Show every line in the records below that contains the word "видео".

=== MATERIAL FOR THIS TASK ===

--- begin ---

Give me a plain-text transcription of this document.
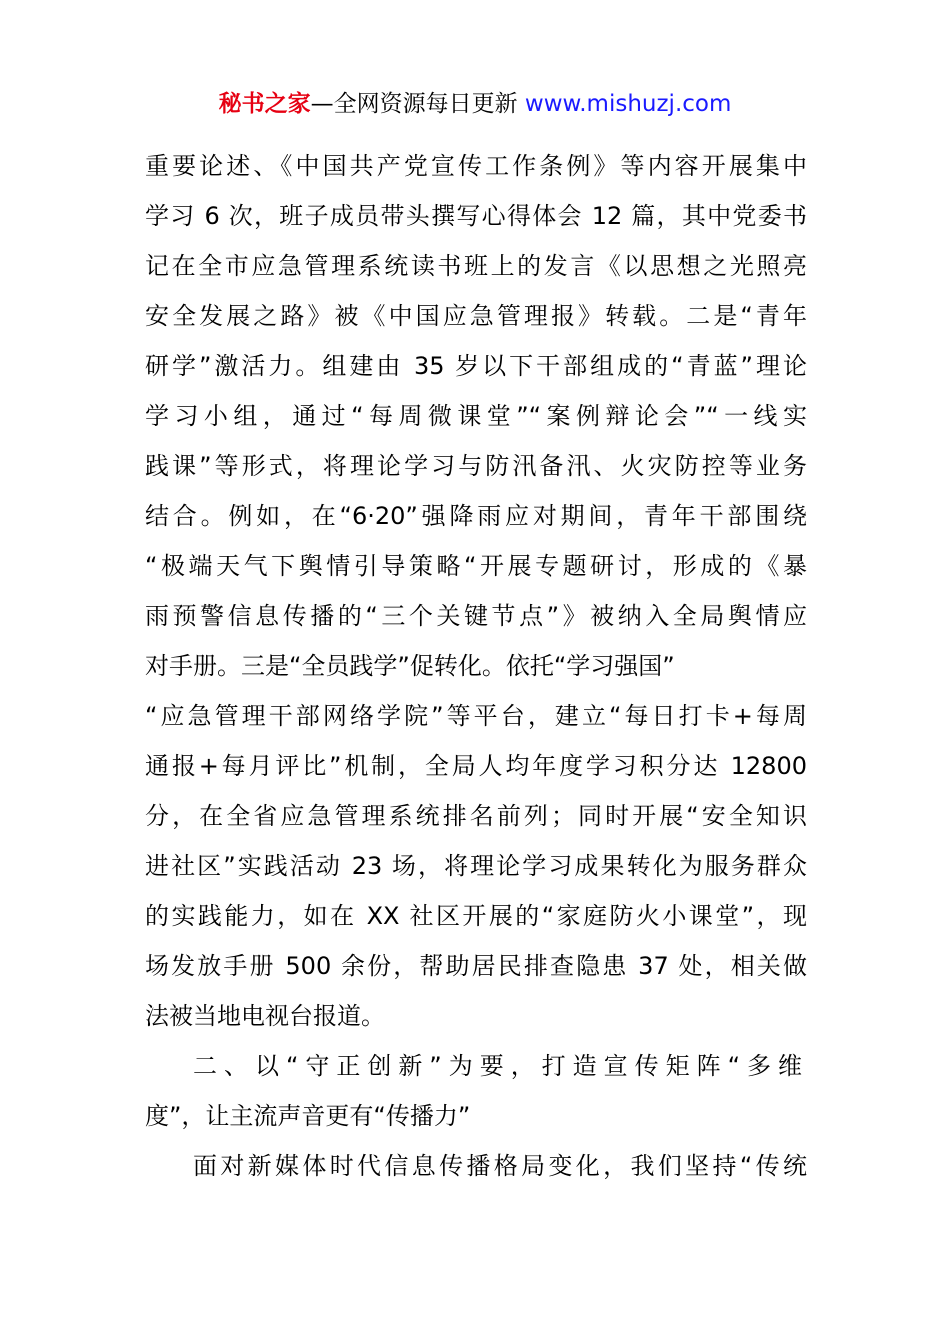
秘书之家—全网资源每日更新 www.mishuzj.com
重要论述、《中国共产党宣传工作条例》等内容开展集中
学习 6 次，班子成员带头撰写心得体会 12 篇，其中党委书
记在全市应急管理系统读书班上的发言《以思想之光照亮
安全发展之路》被《中国应急管理报》转载。二是“青年
研学”激活力。组建由 35 岁以下干部组成的“青蓝”理论
学习小组，通过“每周微课堂”“案例辩论会”“一线实
践课”等形式，将理论学习与防汛备汛、火灾防控等业务
结合。例如，在“6·20”强降雨应对期间，青年干部围绕
“极端天气下舆情引导策略“开展专题研讨，形成的《暴
雨预警信息传播的“三个关键节点”》被纳入全局舆情应
对手册。三是“全员践学”促转化。依托“学习强国”
“应急管理干部网络学院”等平台，建立“每日打卡+每周
通报+每月评比”机制，全局人均年度学习积分达 12800
分，在全省应急管理系统排名前列；同时开展“安全知识
进社区”实践活动 23 场，将理论学习成果转化为服务群众
的实践能力，如在 XX 社区开展的“家庭防火小课堂”，现
场发放手册 500 余份，帮助居民排查隐患 37 处，相关做
法被当地电视台报道。
二、以“守正创新”为要，打造宣传矩阵“多维
度”，让主流声音更有“传播力”
面对新媒体时代信息传播格局变化，我们坚持“传统
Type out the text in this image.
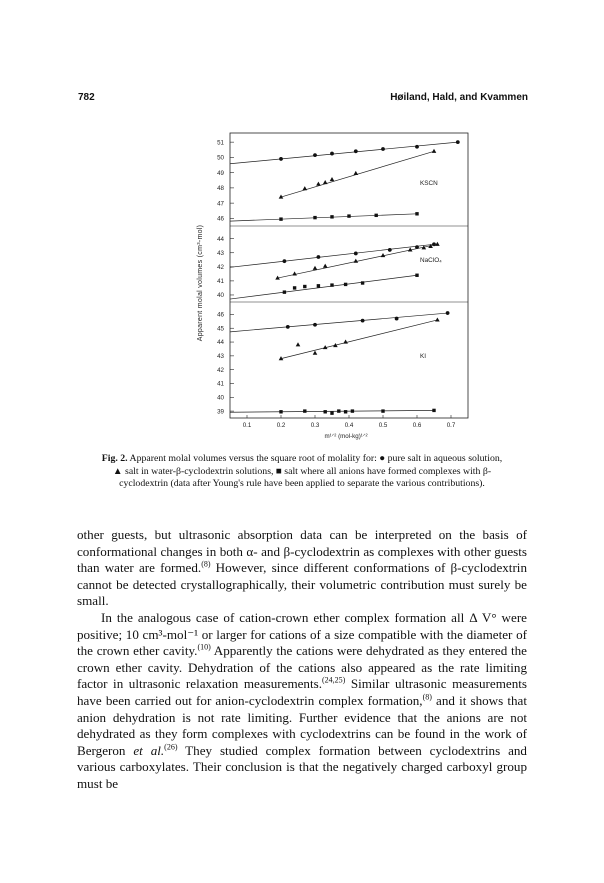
782	Høiland, Hald, and Kvammen
0.1	0.2	0.3	0.4	0.5	0.6	0.7
51
50
49
48
47
46
KSCN
44
43
42
41
40
NaClO₄
46
45
44
43
42
41
40
39
KI
Apparent molal volumes (cm³-mol)
m¹ᐟ² (mol-kg)¹ᐟ²
Fig. 2. Apparent molal volumes versus the square root of molality for: ● pure salt in aqueous solution, ▲ salt in water-β-cyclodextrin solutions, ■ salt where all anions have formed complexes with β-cyclodextrin (data after Young's rule have been applied to separate the various contributions).

other guests, but ultrasonic absorption data can be interpreted on the basis of conformational changes in both α- and β-cyclodextrin as complexes with other guests than water are formed.$^{(8)}$ However, since different conformations of β-cyclodextrin cannot be detected crystallographically, their volumetric contribution must surely be small.

In the analogous case of cation-crown ether complex formation all Δ V° were positive; 10 cm³-mol⁻¹ or larger for cations of a size compatible with the diameter of the crown ether cavity.$^{(10)}$ Apparently the cations were dehydrated as they entered the crown ether cavity. Dehydration of the cations also appeared as the rate limiting factor in ultrasonic relaxation measurements.$^{(24,25)}$ Similar ultrasonic measurements have been carried out for anion-cyclodextrin complex formation,$^{(8)}$ and it shows that anion dehydration is not rate limiting. Further evidence that the anions are not dehydrated as they form complexes with cyclodextrins can be found in the work of Bergeron et al.$^{(26)}$ They studied complex formation between cyclodextrins and various carboxylates. Their conclusion is that the negatively charged carboxyl group must be
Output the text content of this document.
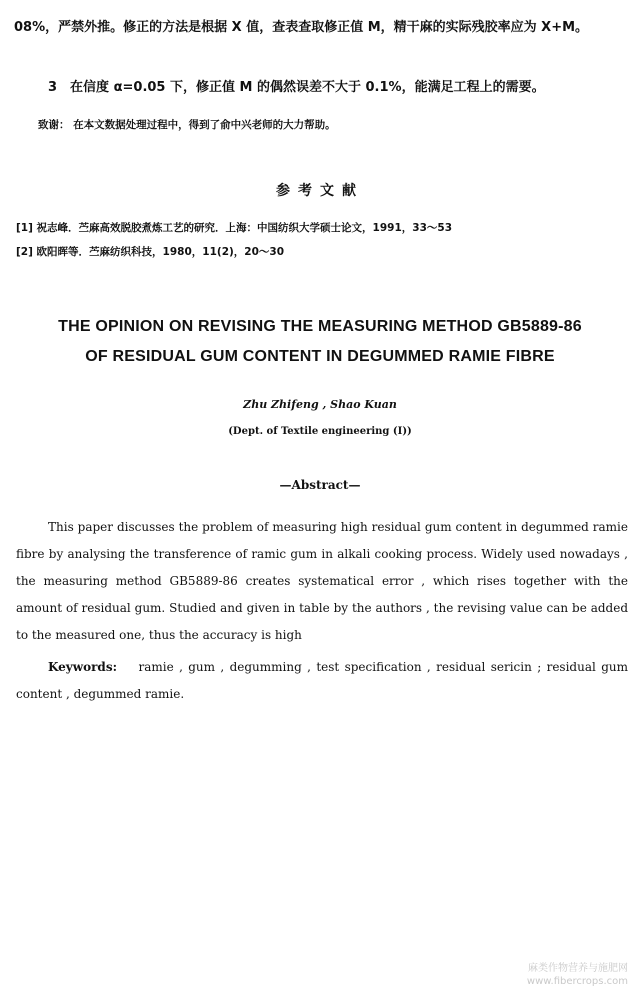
08%，严禁外推。修正的方法是根据 X 值，查表查取修正值 M，精干麻的实际残胶率应为 X+M。
3　在信度 α=0.05 下，修正值 M 的偶然误差不大于 0.1%，能满足工程上的需要。
致谢： 在本文数据处理过程中，得到了俞中兴老师的大力帮助。
参考文献
[1] 祝志峰．苎麻高效脱胶煮炼工艺的研究．上海：中国纺织大学硕士论文，1991，33～53
[2] 欧阳晖等．苎麻纺织科技，1980，11(2)，20～30
THE OPINION ON REVISING THE MEASURING METHOD GB5889-86
OF RESIDUAL GUM CONTENT IN DEGUMMED RAMIE FIBRE
Zhu Zhifeng , Shao Kuan
(Dept. of Textile engineering (I))
—Abstract—
This paper discusses the problem of measuring high residual gum content in degummed ramie fibre by analysing the transference of ramic gum in alkali cooking process. Widely used nowadays , the measuring method GB5889-86 creates systematical error , which rises together with the amount of residual gum. Studied and given in table by the authors , the revising value can be added to the measured one, thus the accuracy is high
Keywords: ramie , gum , degumming , test specification , residual sericin ; residual gum content , degummed ramie.
麻类作物营养与施肥网
www.fibercrops.com
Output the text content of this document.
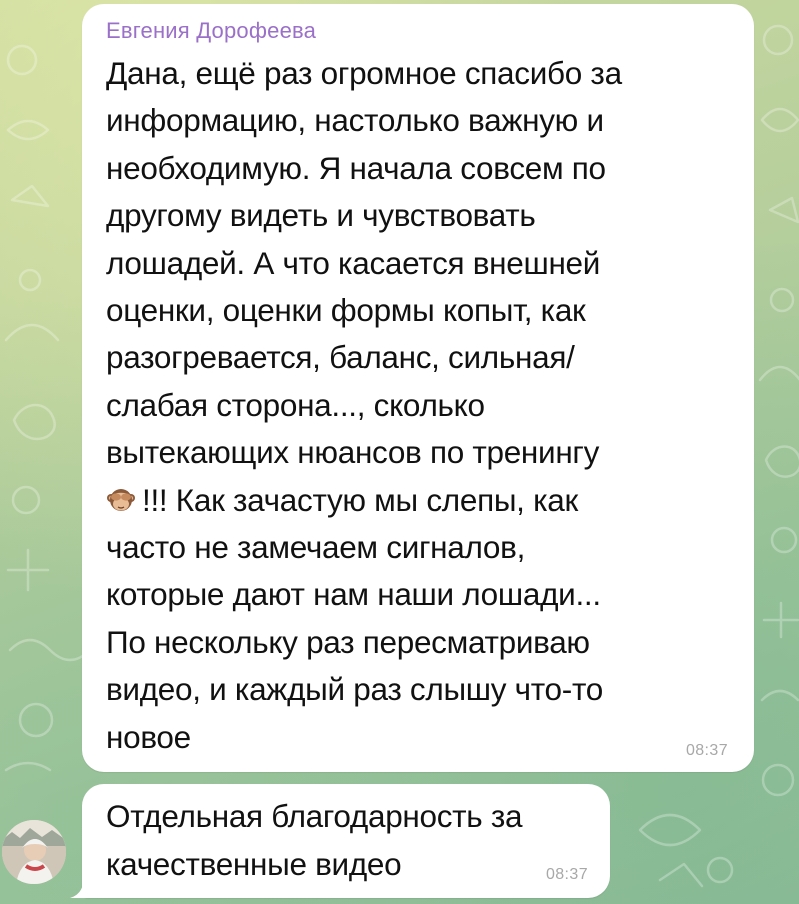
Евгения Дорофеева
Дана, ещё раз огромное спасибо за
информацию, настолько важную и
необходимую. Я начала совсем по
другому видеть и чувствовать
лошадей. А что касается внешней
оценки, оценки формы копыт, как
разогревается, баланс, сильная/
слабая сторона..., сколько
вытекающих нюансов по тренингу
!!! Как зачастую мы слепы, как
часто не замечаем сигналов,
которые дают нам наши лошади...
По нескольку раз пересматриваю
видео, и каждый раз слышу что-то
новое	08:37
Отдельная благодарность за
качественные видео	08:37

--- end ---

=== THE OUTPUT ===
видео, и каждый раз слышу что-то
качественные видео	08:37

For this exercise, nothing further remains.